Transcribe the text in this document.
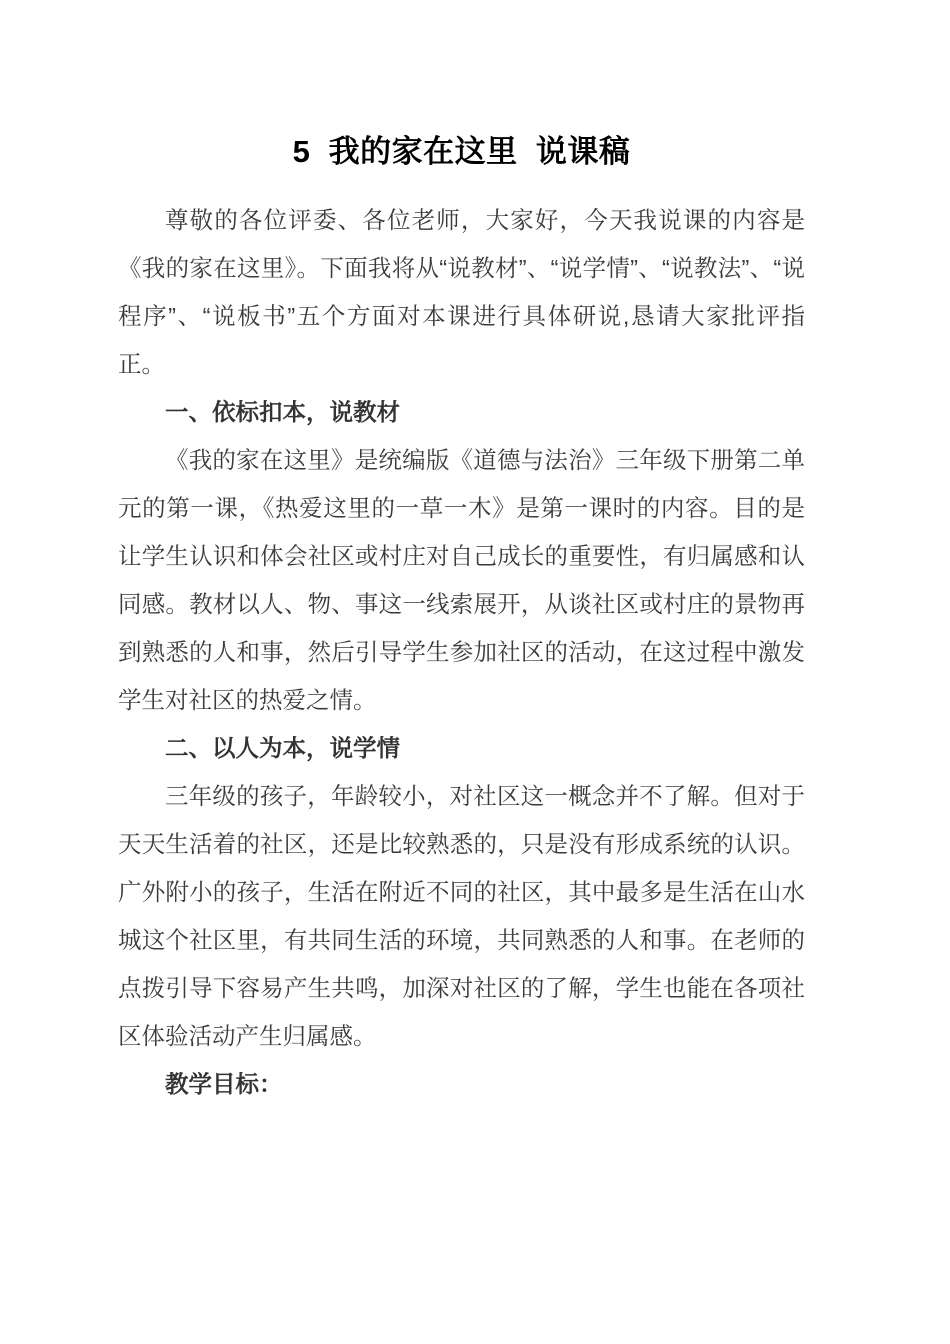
5  我的家在这里  说课稿

尊敬的各位评委、各位老师，大家好，今天我说课的内容是《我的家在这里》。下面我将从“说教材”、“说学情”、“说教法”、“说程序”、“说板书”五个方面对本课进行具体研说,恳请大家批评指正。

一、依标扣本，说教材

《我的家在这里》是统编版《道德与法治》三年级下册第二单元的第一课，《热爱这里的一草一木》是第一课时的内容。目的是让学生认识和体会社区或村庄对自己成长的重要性，有归属感和认同感。教材以人、物、事这一线索展开，从谈社区或村庄的景物再到熟悉的人和事，然后引导学生参加社区的活动，在这过程中激发学生对社区的热爱之情。

二、以人为本，说学情

三年级的孩子，年龄较小，对社区这一概念并不了解。但对于天天生活着的社区，还是比较熟悉的，只是没有形成系统的认识。广外附小的孩子，生活在附近不同的社区，其中最多是生活在山水城这个社区里，有共同生活的环境，共同熟悉的人和事。在老师的点拨引导下容易产生共鸣，加深对社区的了解，学生也能在各项社区体验活动产生归属感。

教学目标：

================================

• Task directions
Every entry should be returned exactly as written, minus the pictures.

• Answer to the exercise
Transcribe the text in this document.
5  我的家在这里  说课稿

尊敬的各位评委、各位老师，大家好，今天我说课的内容是《我的家在这里》。下面我将从“说教材”、“说学情”、“说教法”、“说程序”、“说板书”五个方面对本课进行具体研说,恳请大家批评指正。

一、依标扣本，说教材

《我的家在这里》是统编版《道德与法治》三年级下册第二单元的第一课，《热爱这里的一草一木》是第一课时的内容。目的是让学生认识和体会社区或村庄对自己成长的重要性，有归属感和认同感。教材以人、物、事这一线索展开，从谈社区或村庄的景物再到熟悉的人和事，然后引导学生参加社区的活动，在这过程中激发学生对社区的热爱之情。

二、以人为本，说学情

三年级的孩子，年龄较小，对社区这一概念并不了解。但对于天天生活着的社区，还是比较熟悉的，只是没有形成系统的认识。广外附小的孩子，生活在附近不同的社区，其中最多是生活在山水城这个社区里，有共同生活的环境，共同熟悉的人和事。在老师的点拨引导下容易产生共鸣，加深对社区的了解，学生也能在各项社区体验活动产生归属感。

教学目标：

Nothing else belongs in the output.